Write the entries below out again exactly; any picture in them stays out.

○ ○ ○

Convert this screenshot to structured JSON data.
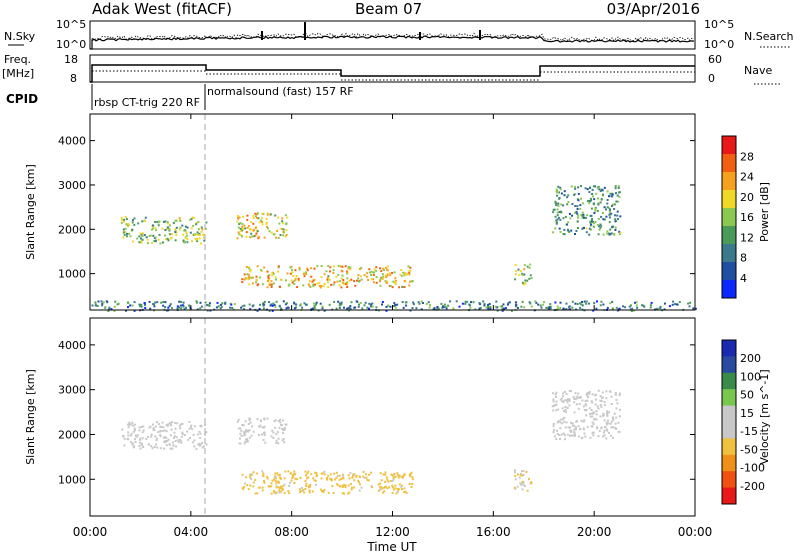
{
  "header": {
    "station": "Adak West (fitACF)",
    "beam": "Beam 07",
    "date": "03/Apr/2016"
  },
  "noise_panel": {
    "left_label": "N.Sky",
    "left_ticks": [
      "10^5",
      "10^0"
    ],
    "right_ticks": [
      "10^5",
      "10^0"
    ],
    "right_label": "N.Search"
  },
  "freq_panel": {
    "left_label_1": "Freq.",
    "left_label_2": "[MHz]",
    "left_ticks": [
      "18",
      "8"
    ],
    "right_ticks": [
      "60",
      "0"
    ],
    "right_label": "Nave"
  },
  "cpid": {
    "label": "CPID",
    "program_1": "rbsp CT-trig 220 RF",
    "program_2": "normalsound (fast) 157 RF"
  },
  "axes": {
    "ylabel": "Slant Range [km]",
    "yticks": [
      "4000",
      "3000",
      "2000",
      "1000"
    ],
    "xticks": [
      "00:00",
      "04:00",
      "08:00",
      "12:00",
      "16:00",
      "20:00",
      "00:00"
    ],
    "xlabel": "Time UT"
  },
  "colors": {
    "power": [
      "#0a28ff",
      "#1f4fa0",
      "#3a7a8c",
      "#4a9a5a",
      "#8ac850",
      "#f0d828",
      "#f6a020",
      "#f06010",
      "#e81818"
    ],
    "velocity": [
      "#e81818",
      "#f05010",
      "#f09018",
      "#f0c040",
      "#c8c8c8",
      "#c8c8c8",
      "#78c850",
      "#3a8a4a",
      "#2a4aa0",
      "#1a2ab0"
    ]
  },
  "chart_data": [
    {
      "type": "heatmap",
      "title": "",
      "xlabel": "Time UT",
      "ylabel": "Slant Range [km]",
      "xlim": [
        0,
        24
      ],
      "ylim": [
        180,
        4600
      ],
      "colorbar": {
        "label": "Power [dB]",
        "ticks": [
          "28",
          "24",
          "20",
          "16",
          "12",
          "8",
          "4"
        ],
        "range": [
          0,
          30
        ]
      },
      "echo_regions": [
        {
          "t_start": 1.2,
          "t_end": 4.6,
          "range_km": [
            1700,
            2300
          ],
          "value": 14
        },
        {
          "t_start": 5.8,
          "t_end": 7.8,
          "range_km": [
            1800,
            2400
          ],
          "value": 18
        },
        {
          "t_start": 6.0,
          "t_end": 12.8,
          "range_km": [
            700,
            1200
          ],
          "value": 20
        },
        {
          "t_start": 16.8,
          "t_end": 17.5,
          "range_km": [
            750,
            1250
          ],
          "value": 16
        },
        {
          "t_start": 18.3,
          "t_end": 21.0,
          "range_km": [
            1900,
            3000
          ],
          "value": 10
        },
        {
          "t_start": 0.0,
          "t_end": 24.0,
          "range_km": [
            180,
            400
          ],
          "value": 8
        }
      ]
    },
    {
      "type": "heatmap",
      "title": "",
      "xlabel": "Time UT",
      "ylabel": "Slant Range [km]",
      "xlim": [
        0,
        24
      ],
      "ylim": [
        180,
        4600
      ],
      "colorbar": {
        "label": "Velocity [m s^-1]",
        "ticks": [
          "200",
          "100",
          "50",
          "15",
          "-15",
          "-50",
          "-100",
          "-200"
        ],
        "range": [
          -250,
          250
        ]
      },
      "echo_regions": [
        {
          "t_start": 1.2,
          "t_end": 4.6,
          "range_km": [
            1700,
            2300
          ],
          "value": 0
        },
        {
          "t_start": 5.8,
          "t_end": 7.8,
          "range_km": [
            1800,
            2400
          ],
          "value": 0
        },
        {
          "t_start": 6.0,
          "t_end": 12.8,
          "range_km": [
            700,
            1200
          ],
          "value": -80
        },
        {
          "t_start": 16.8,
          "t_end": 17.5,
          "range_km": [
            750,
            1250
          ],
          "value": -60
        },
        {
          "t_start": 18.3,
          "t_end": 21.0,
          "range_km": [
            1900,
            3000
          ],
          "value": 0
        }
      ]
    }
  ]
}
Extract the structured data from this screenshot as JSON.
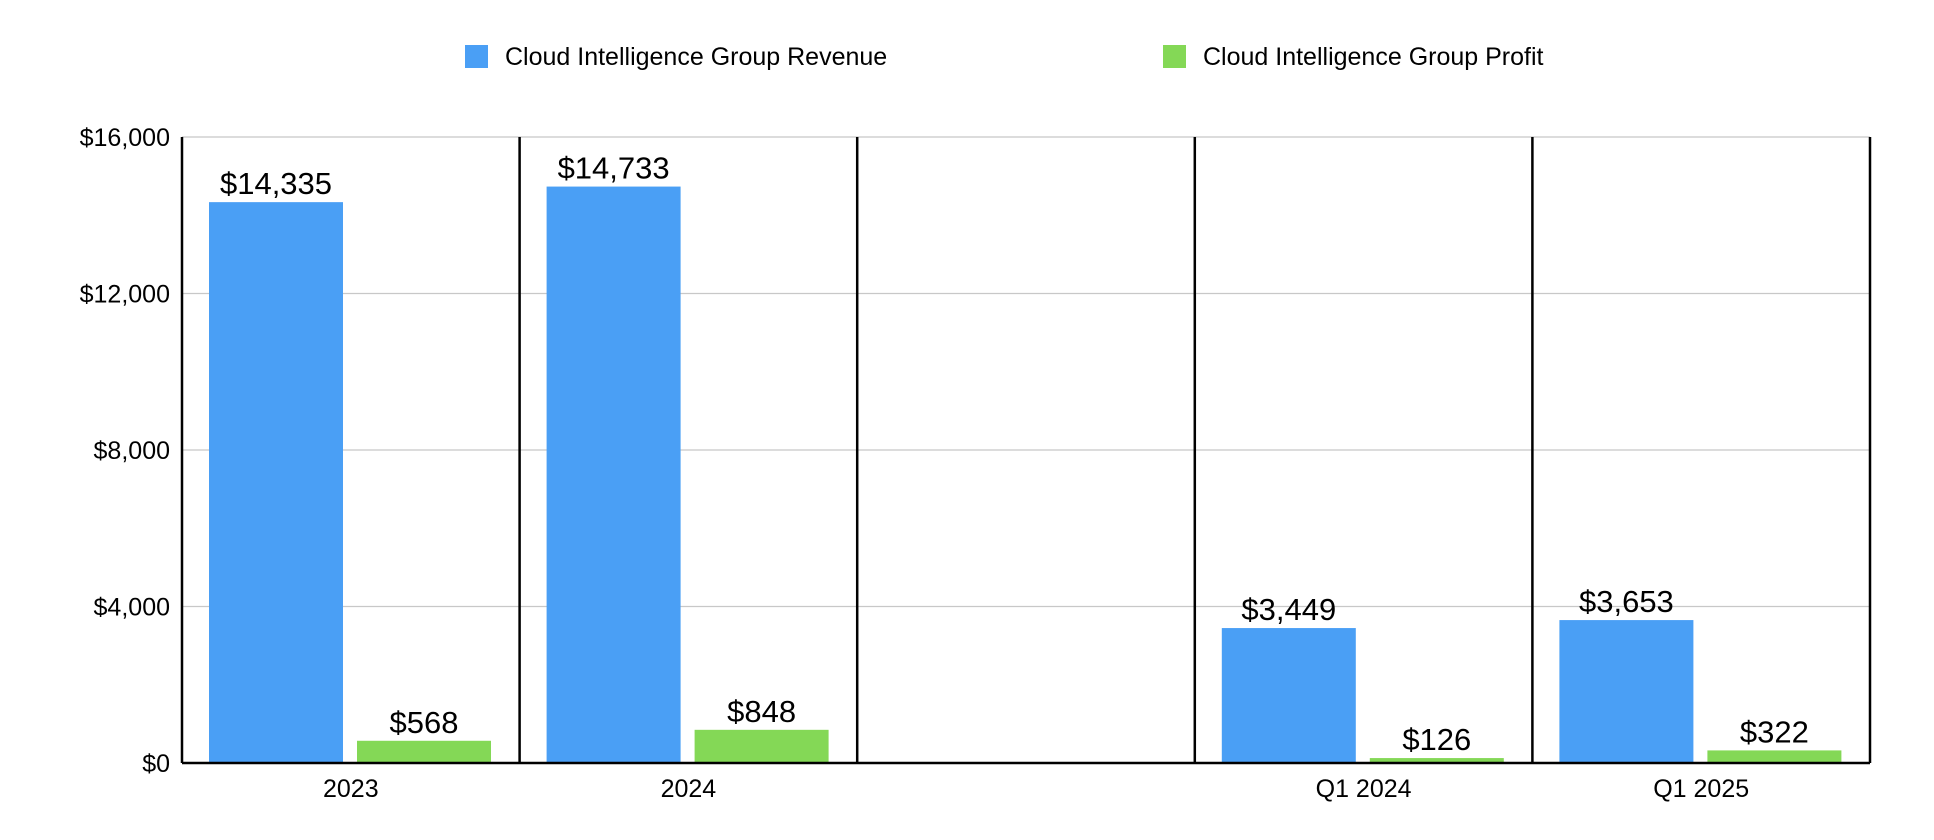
{
  "chart_data": {
    "type": "bar",
    "title": "",
    "xlabel": "",
    "ylabel": "",
    "ylim": [
      0,
      16000
    ],
    "yticks": [
      0,
      4000,
      8000,
      12000,
      16000
    ],
    "ytick_labels": [
      "$0",
      "$4,000",
      "$8,000",
      "$12,000",
      "$16,000"
    ],
    "grid": true,
    "legend_position": "top",
    "categories": [
      "2023",
      "2024",
      "",
      "Q1 2024",
      "Q1 2025"
    ],
    "series": [
      {
        "name": "Cloud Intelligence Group Revenue",
        "color": "#4a9ff5",
        "values": [
          14335,
          14733,
          null,
          3449,
          3653
        ],
        "labels": [
          "$14,335",
          "$14,733",
          "",
          "$3,449",
          "$3,653"
        ]
      },
      {
        "name": "Cloud Intelligence Group Profit",
        "color": "#84d856",
        "values": [
          568,
          848,
          null,
          126,
          322
        ],
        "labels": [
          "$568",
          "$848",
          "",
          "$126",
          "$322"
        ]
      }
    ]
  }
}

○ ○ ○

◆ **TASK ANSWER**:
Convert this screenshot to structured JSON data.
{
  "header": {
    "station": "Adak West (fitACF)",
    "beam": "Beam 07",
    "date": "03/Apr/2016"
  },
  "noise_panel": {
    "left_label": "N.Sky",
    "left_ticks": [
      "10^5",
      "10^0"
    ],
    "right_ticks": [
      "10^5",
      "10^0"
    ],
    "right_label": "N.Search"
  },
  "freq_panel": {
    "left_label_1": "Freq.",
    "left_label_2": "[MHz]",
    "left_ticks": [
      "18",
      "8"
    ],
    "right_ticks": [
      "60",
      "0"
    ],
    "right_label": "Nave"
  },
  "cpid": {
    "label": "CPID",
    "program_1": "rbsp CT-trig 220 RF",
    "program_2": "normalsound (fast) 157 RF"
  },
  "axes": {
    "ylabel": "Slant Range [km]",
    "yticks": [
      "4000",
      "3000",
      "2000",
      "1000"
    ],
    "xticks": [
      "00:00",
      "04:00",
      "08:00",
      "12:00",
      "16:00",
      "20:00",
      "00:00"
    ],
    "xlabel": "Time UT"
  },
  "colors": {
    "power": [
      "#0a28ff",
      "#1f4fa0",
      "#3a7a8c",
      "#4a9a5a",
      "#8ac850",
      "#f0d828",
      "#f6a020",
      "#f06010",
      "#e81818"
    ],
    "velocity": [
      "#e81818",
      "#f05010",
      "#f09018",
      "#f0c040",
      "#c8c8c8",
      "#c8c8c8",
      "#78c850",
      "#3a8a4a",
      "#2a4aa0",
      "#1a2ab0"
    ]
  },
  "chart_data": [
    {
      "type": "heatmap",
      "title": "",
      "xlabel": "Time UT",
      "ylabel": "Slant Range [km]",
      "xlim": [
        0,
        24
      ],
      "ylim": [
        180,
        4600
      ],
      "colorbar": {
        "label": "Power [dB]",
        "ticks": [
          "28",
          "24",
          "20",
          "16",
          "12",
          "8",
          "4"
        ],
        "range": [
          0,
          30
        ]
      },
      "echo_regions": [
        {
          "t_start": 1.2,
          "t_end": 4.6,
          "range_km": [
            1700,
            2300
          ],
          "value": 14
        },
        {
          "t_start": 5.8,
          "t_end": 7.8,
          "range_km": [
            1800,
            2400
          ],
          "value": 18
        },
        {
          "t_start": 6.0,
          "t_end": 12.8,
          "range_km": [
            700,
            1200
          ],
          "value": 20
        },
        {
          "t_start": 16.8,
          "t_end": 17.5,
          "range_km": [
            750,
            1250
          ],
          "value": 16
        },
        {
          "t_start": 18.3,
          "t_end": 21.0,
          "range_km": [
            1900,
            3000
          ],
          "value": 10
        },
        {
          "t_start": 0.0,
          "t_end": 24.0,
          "range_km": [
            180,
            400
          ],
          "value": 8
        }
      ]
    },
    {
      "type": "heatmap",
      "title": "",
      "xlabel": "Time UT",
      "ylabel": "Slant Range [km]",
      "xlim": [
        0,
        24
      ],
      "ylim": [
        180,
        4600
      ],
      "colorbar": {
        "label": "Velocity [m s^-1]",
        "ticks": [
          "200",
          "100",
          "50",
          "15",
          "-15",
          "-50",
          "-100",
          "-200"
        ],
        "range": [
          -250,
          250
        ]
      },
      "echo_regions": [
        {
          "t_start": 1.2,
          "t_end": 4.6,
          "range_km": [
            1700,
            2300
          ],
          "value": 0
        },
        {
          "t_start": 5.8,
          "t_end": 7.8,
          "range_km": [
            1800,
            2400
          ],
          "value": 0
        },
        {
          "t_start": 6.0,
          "t_end": 12.8,
          "range_km": [
            700,
            1200
          ],
          "value": -80
        },
        {
          "t_start": 16.8,
          "t_end": 17.5,
          "range_km": [
            750,
            1250
          ],
          "value": -60
        },
        {
          "t_start": 18.3,
          "t_end": 21.0,
          "range_km": [
            1900,
            3000
          ],
          "value": 0
        }
      ]
    }
  ]
}
Extract the structured data from this screenshot as JSON.
{
  "chart_data": {
    "type": "bar",
    "title": "",
    "xlabel": "",
    "ylabel": "",
    "ylim": [
      0,
      16000
    ],
    "yticks": [
      0,
      4000,
      8000,
      12000,
      16000
    ],
    "ytick_labels": [
      "$0",
      "$4,000",
      "$8,000",
      "$12,000",
      "$16,000"
    ],
    "grid": true,
    "legend_position": "top",
    "categories": [
      "2023",
      "2024",
      "",
      "Q1 2024",
      "Q1 2025"
    ],
    "series": [
      {
        "name": "Cloud Intelligence Group Revenue",
        "color": "#4a9ff5",
        "values": [
          14335,
          14733,
          null,
          3449,
          3653
        ],
        "labels": [
          "$14,335",
          "$14,733",
          "",
          "$3,449",
          "$3,653"
        ]
      },
      {
        "name": "Cloud Intelligence Group Profit",
        "color": "#84d856",
        "values": [
          568,
          848,
          null,
          126,
          322
        ],
        "labels": [
          "$568",
          "$848",
          "",
          "$126",
          "$322"
        ]
      }
    ]
  }
}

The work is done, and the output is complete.